## WRITTEN PROBLEM
Return every line of the data below that includes the string "Global".

[Excerpts from a figure dataset]
··········
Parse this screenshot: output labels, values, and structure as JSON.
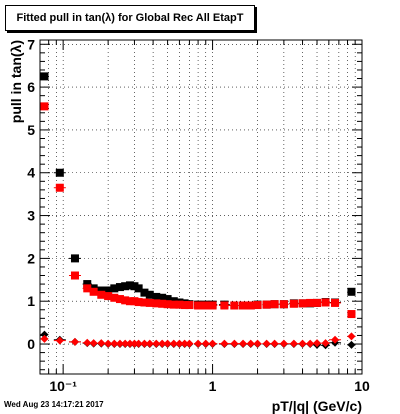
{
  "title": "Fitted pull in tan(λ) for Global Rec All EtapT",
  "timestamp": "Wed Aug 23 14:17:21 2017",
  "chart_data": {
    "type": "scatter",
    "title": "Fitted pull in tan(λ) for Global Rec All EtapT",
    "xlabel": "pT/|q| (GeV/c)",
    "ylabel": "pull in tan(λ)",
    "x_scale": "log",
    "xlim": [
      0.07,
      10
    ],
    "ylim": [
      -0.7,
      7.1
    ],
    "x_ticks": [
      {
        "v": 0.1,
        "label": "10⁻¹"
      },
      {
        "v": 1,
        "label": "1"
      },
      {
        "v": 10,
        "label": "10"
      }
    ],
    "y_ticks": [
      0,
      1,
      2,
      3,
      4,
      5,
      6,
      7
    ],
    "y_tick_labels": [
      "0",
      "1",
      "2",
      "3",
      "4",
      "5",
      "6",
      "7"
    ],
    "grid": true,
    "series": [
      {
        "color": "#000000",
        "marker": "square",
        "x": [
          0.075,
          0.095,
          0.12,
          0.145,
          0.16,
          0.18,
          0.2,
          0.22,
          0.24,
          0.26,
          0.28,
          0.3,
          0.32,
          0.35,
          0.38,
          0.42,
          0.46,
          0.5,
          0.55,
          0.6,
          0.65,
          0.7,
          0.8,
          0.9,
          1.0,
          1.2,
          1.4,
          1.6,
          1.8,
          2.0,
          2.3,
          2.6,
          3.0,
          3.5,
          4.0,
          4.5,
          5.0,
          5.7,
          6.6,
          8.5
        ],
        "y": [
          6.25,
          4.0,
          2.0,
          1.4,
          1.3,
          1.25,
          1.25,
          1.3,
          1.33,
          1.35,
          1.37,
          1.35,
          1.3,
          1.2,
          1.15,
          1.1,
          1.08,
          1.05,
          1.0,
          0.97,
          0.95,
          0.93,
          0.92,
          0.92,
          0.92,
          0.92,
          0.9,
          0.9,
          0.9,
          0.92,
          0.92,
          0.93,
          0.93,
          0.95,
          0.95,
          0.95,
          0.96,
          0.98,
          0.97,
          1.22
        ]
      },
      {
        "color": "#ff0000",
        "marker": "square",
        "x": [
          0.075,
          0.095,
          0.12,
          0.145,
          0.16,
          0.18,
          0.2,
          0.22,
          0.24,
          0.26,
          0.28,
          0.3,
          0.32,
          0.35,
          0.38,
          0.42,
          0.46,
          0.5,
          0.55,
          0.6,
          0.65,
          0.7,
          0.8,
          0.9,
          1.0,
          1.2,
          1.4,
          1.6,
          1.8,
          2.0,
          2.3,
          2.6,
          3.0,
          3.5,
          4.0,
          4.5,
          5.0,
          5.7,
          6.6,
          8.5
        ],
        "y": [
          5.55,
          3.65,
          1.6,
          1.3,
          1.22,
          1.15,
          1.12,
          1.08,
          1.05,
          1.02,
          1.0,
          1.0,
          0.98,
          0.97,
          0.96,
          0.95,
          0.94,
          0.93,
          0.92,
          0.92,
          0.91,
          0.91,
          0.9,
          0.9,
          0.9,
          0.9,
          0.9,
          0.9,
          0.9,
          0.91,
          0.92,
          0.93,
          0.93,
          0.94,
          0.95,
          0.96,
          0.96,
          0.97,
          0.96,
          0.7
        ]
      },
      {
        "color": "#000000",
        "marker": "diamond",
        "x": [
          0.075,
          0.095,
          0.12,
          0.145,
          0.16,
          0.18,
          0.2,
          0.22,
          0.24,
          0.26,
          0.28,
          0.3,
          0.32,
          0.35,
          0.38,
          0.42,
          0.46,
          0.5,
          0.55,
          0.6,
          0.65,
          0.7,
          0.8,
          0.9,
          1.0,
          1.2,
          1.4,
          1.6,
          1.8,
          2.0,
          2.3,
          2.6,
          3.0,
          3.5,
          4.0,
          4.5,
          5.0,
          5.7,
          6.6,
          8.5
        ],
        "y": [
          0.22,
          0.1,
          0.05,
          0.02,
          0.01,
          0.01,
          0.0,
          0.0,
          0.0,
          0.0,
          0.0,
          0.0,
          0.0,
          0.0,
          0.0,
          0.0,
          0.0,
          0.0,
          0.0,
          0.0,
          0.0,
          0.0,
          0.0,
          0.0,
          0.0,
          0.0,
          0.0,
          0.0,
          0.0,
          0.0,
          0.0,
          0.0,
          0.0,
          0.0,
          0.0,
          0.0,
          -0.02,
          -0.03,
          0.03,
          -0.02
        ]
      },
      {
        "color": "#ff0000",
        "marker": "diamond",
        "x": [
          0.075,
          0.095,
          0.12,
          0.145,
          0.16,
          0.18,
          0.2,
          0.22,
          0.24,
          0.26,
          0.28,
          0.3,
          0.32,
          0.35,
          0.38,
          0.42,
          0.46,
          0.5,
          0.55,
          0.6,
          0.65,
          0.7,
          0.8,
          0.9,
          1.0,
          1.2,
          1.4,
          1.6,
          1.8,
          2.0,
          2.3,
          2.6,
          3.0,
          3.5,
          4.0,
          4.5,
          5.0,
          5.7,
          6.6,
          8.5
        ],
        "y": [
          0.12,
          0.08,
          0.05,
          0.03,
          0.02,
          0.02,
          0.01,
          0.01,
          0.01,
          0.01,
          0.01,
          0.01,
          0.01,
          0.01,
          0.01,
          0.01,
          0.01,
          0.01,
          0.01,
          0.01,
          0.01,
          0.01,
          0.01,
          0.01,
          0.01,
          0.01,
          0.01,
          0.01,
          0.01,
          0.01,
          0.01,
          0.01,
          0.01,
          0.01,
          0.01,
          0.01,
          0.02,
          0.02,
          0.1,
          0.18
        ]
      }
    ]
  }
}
··········
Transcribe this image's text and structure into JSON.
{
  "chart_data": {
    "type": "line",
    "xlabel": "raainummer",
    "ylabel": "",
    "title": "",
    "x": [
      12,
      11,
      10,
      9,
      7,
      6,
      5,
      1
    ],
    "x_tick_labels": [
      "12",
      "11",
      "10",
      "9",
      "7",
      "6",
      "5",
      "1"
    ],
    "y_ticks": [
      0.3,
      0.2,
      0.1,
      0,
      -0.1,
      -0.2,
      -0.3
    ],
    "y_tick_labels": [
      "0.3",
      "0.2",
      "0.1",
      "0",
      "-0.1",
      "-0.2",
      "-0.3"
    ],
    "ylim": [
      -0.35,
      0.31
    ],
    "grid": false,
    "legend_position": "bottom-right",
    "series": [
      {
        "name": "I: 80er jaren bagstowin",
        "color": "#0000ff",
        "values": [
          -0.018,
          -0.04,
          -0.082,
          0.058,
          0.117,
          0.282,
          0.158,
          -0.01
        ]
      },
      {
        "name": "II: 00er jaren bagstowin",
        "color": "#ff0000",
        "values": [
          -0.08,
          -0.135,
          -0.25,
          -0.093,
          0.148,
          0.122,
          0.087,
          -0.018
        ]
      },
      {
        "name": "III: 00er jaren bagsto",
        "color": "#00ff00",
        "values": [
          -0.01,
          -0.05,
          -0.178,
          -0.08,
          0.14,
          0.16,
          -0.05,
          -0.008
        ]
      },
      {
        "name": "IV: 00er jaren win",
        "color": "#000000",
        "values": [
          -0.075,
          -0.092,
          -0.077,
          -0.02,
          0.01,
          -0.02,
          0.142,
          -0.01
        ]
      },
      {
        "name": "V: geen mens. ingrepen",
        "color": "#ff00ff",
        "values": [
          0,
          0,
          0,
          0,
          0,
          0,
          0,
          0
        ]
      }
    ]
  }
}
··········
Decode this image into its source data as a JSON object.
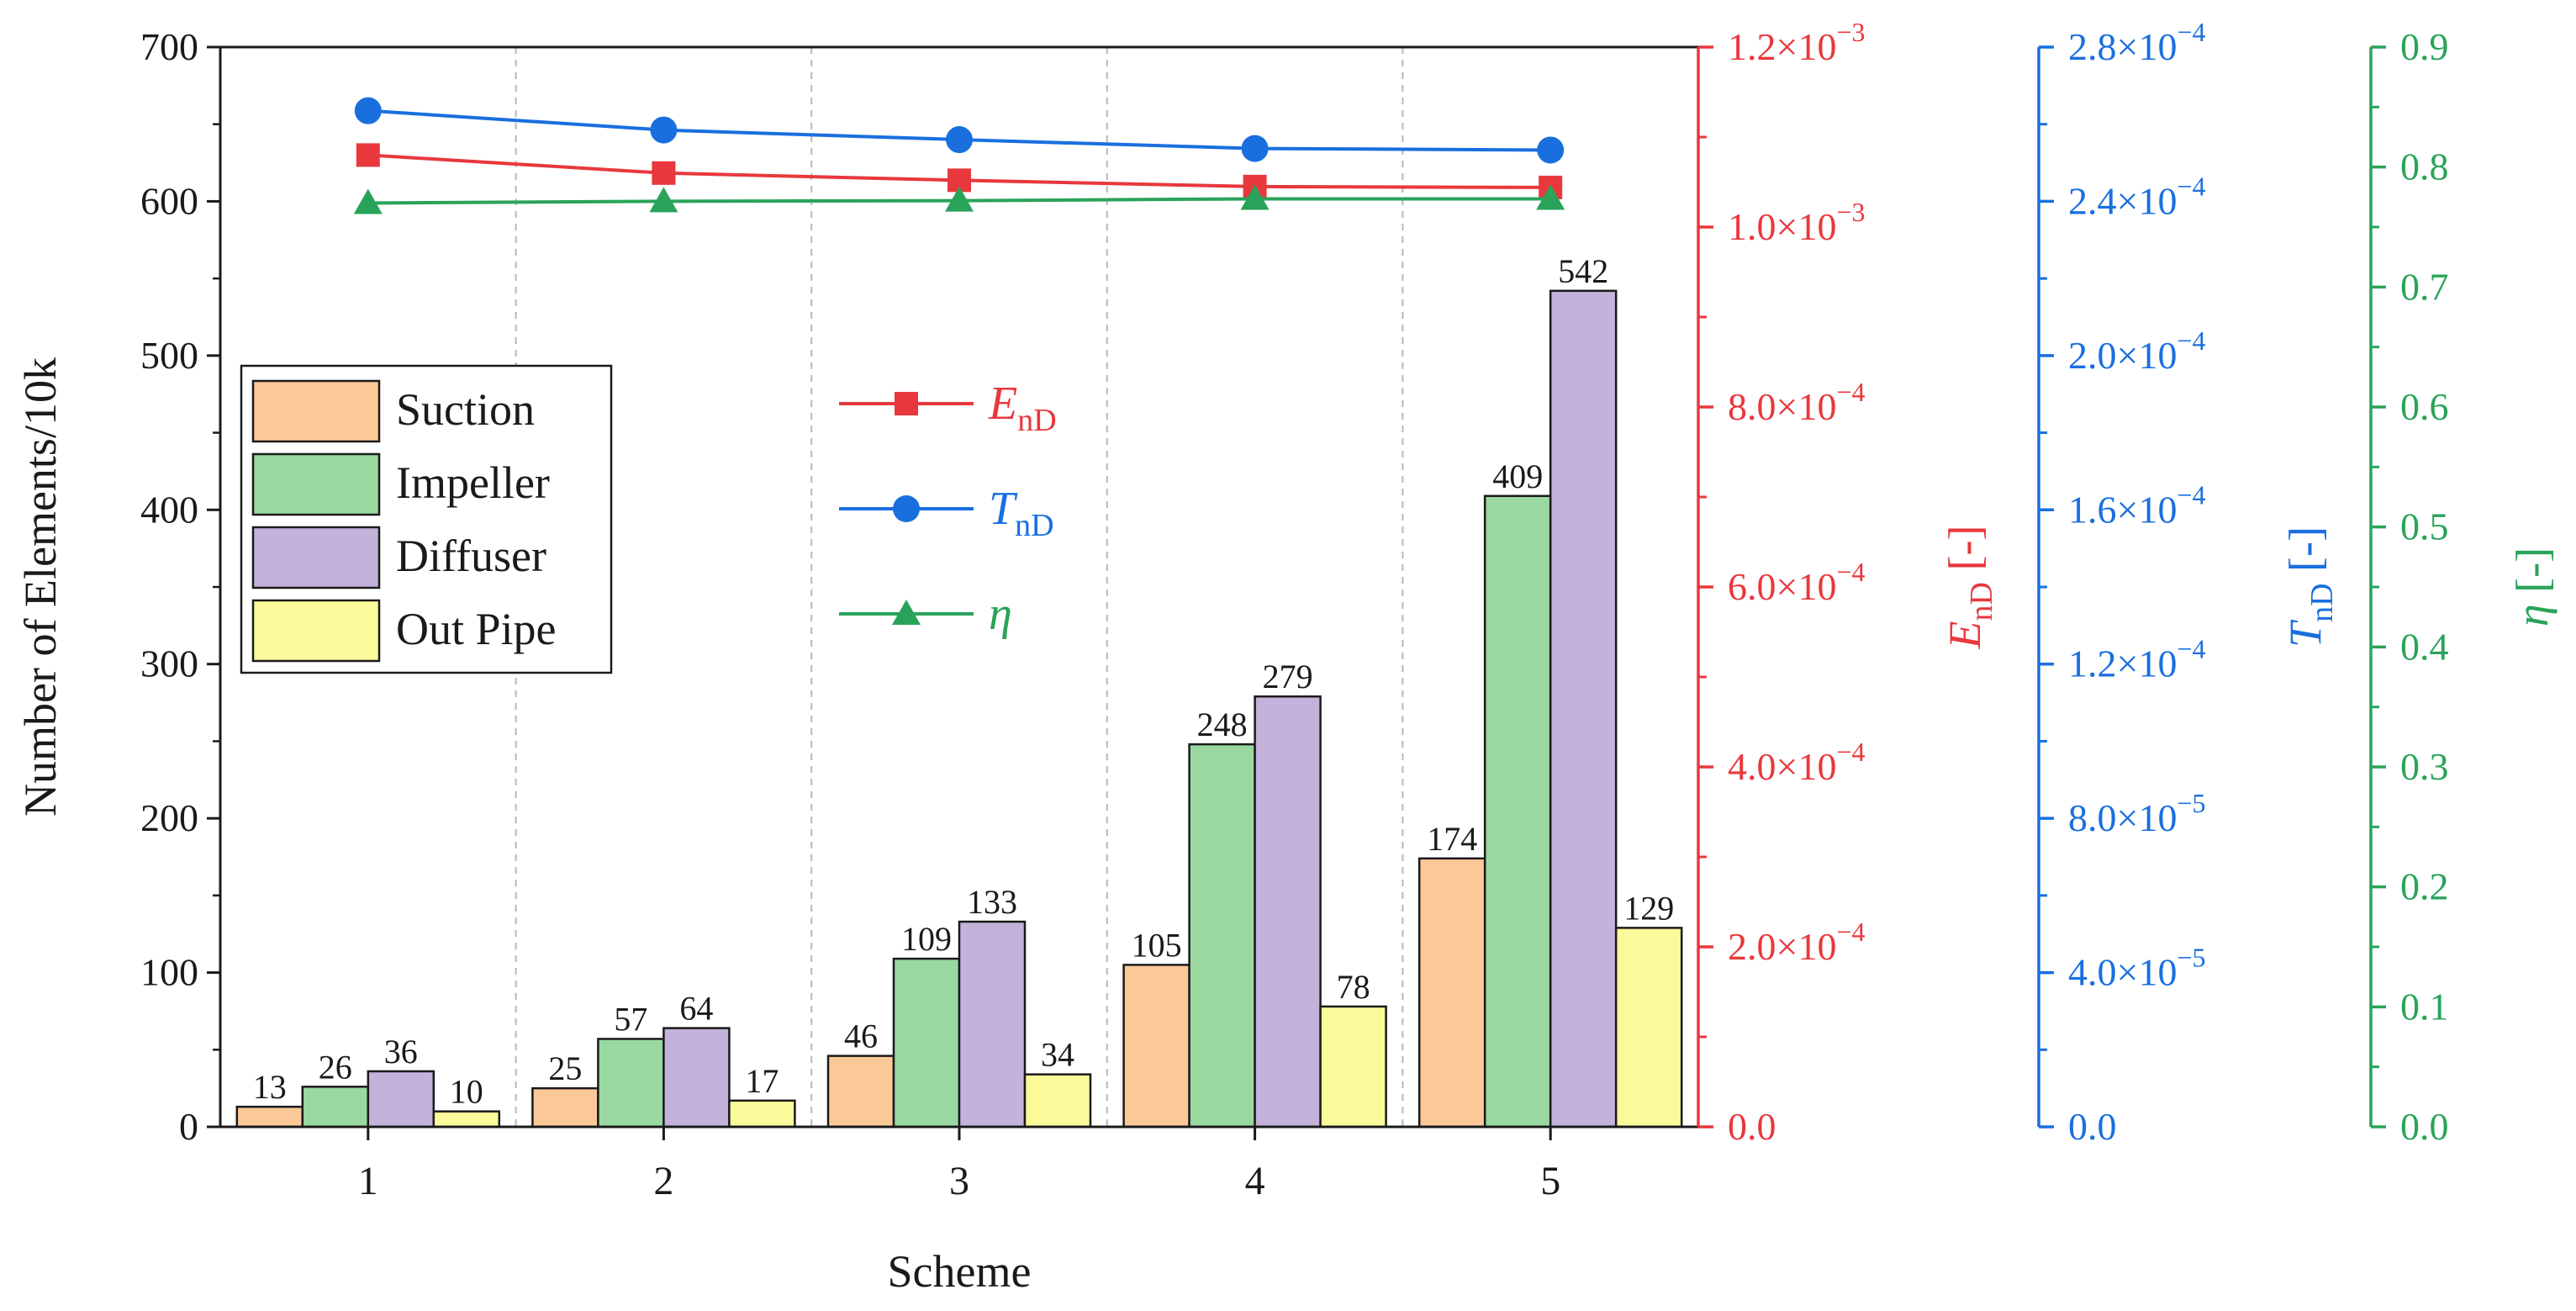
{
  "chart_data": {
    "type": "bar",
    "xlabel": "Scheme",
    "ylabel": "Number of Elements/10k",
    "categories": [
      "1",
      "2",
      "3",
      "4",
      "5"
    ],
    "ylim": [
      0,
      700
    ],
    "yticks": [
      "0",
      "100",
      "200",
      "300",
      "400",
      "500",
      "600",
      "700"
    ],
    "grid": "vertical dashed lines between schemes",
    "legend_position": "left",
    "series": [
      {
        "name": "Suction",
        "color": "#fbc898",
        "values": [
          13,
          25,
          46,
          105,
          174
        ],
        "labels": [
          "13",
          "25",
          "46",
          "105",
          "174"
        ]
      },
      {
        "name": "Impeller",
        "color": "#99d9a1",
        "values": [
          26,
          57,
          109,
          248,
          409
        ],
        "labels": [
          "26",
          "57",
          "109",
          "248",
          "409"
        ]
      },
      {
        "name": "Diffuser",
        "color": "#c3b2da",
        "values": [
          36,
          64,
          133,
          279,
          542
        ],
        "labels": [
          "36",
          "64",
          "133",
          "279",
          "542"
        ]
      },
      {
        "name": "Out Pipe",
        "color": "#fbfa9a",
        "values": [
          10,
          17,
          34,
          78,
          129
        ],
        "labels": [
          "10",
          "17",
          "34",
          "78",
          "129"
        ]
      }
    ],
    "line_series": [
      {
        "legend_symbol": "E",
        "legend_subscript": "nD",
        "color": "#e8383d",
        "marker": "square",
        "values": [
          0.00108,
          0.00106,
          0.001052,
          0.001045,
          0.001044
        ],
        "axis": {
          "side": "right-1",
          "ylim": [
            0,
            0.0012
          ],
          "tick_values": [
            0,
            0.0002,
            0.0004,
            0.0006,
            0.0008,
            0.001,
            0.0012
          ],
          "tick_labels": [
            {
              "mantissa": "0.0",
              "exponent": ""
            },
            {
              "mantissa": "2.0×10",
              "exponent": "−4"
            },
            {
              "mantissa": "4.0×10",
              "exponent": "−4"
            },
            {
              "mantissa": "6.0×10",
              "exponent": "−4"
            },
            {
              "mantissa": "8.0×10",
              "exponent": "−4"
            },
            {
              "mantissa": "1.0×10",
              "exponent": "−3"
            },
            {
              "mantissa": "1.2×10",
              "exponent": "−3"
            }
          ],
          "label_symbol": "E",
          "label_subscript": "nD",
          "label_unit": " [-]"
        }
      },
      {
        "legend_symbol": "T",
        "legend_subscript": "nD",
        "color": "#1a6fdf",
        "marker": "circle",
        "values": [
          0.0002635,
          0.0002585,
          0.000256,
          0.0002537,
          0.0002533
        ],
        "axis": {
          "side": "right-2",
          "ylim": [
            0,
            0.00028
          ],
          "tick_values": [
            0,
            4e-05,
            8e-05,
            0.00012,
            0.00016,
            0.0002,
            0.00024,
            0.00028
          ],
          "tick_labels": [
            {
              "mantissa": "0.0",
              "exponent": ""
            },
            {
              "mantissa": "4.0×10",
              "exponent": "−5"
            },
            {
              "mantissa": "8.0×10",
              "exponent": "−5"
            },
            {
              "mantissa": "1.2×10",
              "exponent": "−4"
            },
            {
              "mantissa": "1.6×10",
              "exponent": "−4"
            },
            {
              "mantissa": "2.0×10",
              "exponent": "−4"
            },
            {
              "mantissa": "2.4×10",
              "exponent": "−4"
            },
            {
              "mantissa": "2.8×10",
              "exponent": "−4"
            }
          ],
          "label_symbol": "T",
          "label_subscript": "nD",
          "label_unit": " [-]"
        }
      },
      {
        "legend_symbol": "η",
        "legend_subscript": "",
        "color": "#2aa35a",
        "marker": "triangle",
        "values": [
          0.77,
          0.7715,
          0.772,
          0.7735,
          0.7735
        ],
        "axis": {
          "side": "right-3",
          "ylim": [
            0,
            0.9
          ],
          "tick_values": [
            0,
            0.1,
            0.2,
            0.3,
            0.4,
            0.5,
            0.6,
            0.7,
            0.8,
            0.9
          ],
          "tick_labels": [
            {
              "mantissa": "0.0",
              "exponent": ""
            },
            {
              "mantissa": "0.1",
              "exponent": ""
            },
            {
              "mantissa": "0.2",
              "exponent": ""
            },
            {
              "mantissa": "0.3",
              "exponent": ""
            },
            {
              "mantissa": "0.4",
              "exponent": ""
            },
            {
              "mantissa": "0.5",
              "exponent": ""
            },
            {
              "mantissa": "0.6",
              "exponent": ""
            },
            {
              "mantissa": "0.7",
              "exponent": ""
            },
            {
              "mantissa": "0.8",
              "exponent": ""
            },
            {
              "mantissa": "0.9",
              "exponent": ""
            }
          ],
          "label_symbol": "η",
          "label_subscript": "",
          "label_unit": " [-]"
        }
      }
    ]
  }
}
··········
## IN RESPONSE
  "title": "Fitted pull in tan(λ) for Global Rec All EtapT",
    "title": "Fitted pull in tan(λ) for Global Rec All EtapT",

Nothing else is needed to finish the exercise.